**INSTRUCTIONS TO FOLLOW**
Write out exactly the lines from the one containing "OCR this image." through the last line of the records below, including both.

====== RECORDS FOR THE EXERCISE

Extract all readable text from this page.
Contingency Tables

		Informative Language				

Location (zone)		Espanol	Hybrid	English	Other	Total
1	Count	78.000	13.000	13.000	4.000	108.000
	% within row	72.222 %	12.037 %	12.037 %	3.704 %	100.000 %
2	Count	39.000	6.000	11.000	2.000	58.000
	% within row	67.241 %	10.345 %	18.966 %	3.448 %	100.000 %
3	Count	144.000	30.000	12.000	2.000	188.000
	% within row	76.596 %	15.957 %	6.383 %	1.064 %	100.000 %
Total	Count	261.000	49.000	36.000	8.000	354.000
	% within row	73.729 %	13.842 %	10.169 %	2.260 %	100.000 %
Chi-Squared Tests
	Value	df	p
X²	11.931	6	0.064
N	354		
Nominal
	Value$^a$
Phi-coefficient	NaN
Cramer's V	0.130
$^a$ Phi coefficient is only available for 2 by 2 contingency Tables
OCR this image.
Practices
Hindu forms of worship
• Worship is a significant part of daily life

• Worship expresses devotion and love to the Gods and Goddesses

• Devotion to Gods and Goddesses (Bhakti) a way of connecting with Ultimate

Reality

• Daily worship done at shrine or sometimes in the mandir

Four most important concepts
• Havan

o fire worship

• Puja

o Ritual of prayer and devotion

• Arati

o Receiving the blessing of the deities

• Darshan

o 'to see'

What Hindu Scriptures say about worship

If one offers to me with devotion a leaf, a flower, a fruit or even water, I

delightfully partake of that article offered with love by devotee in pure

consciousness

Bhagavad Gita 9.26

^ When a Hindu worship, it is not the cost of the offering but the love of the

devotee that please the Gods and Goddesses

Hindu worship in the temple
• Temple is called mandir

============

**SOLVED PROBLEM**
OCR this image.
Practices
Hindu forms of worship
• Worship is a significant part of daily life

• Worship expresses devotion and love to the Gods and Goddesses

• Devotion to Gods and Goddesses (Bhakti) a way of connecting with Ultimate

Reality

• Daily worship done at shrine or sometimes in the mandir

Four most important concepts
• Havan

o fire worship

• Puja

o Ritual of prayer and devotion

• Arati

o Receiving the blessing of the deities

• Darshan

o 'to see'

What Hindu Scriptures say about worship

If one offers to me with devotion a leaf, a flower, a fruit or even water, I

delightfully partake of that article offered with love by devotee in pure

consciousness

Bhagavad Gita 9.26

^ When a Hindu worship, it is not the cost of the offering but the love of the

devotee that please the Gods and Goddesses

Hindu worship in the temple
• Temple is called mandir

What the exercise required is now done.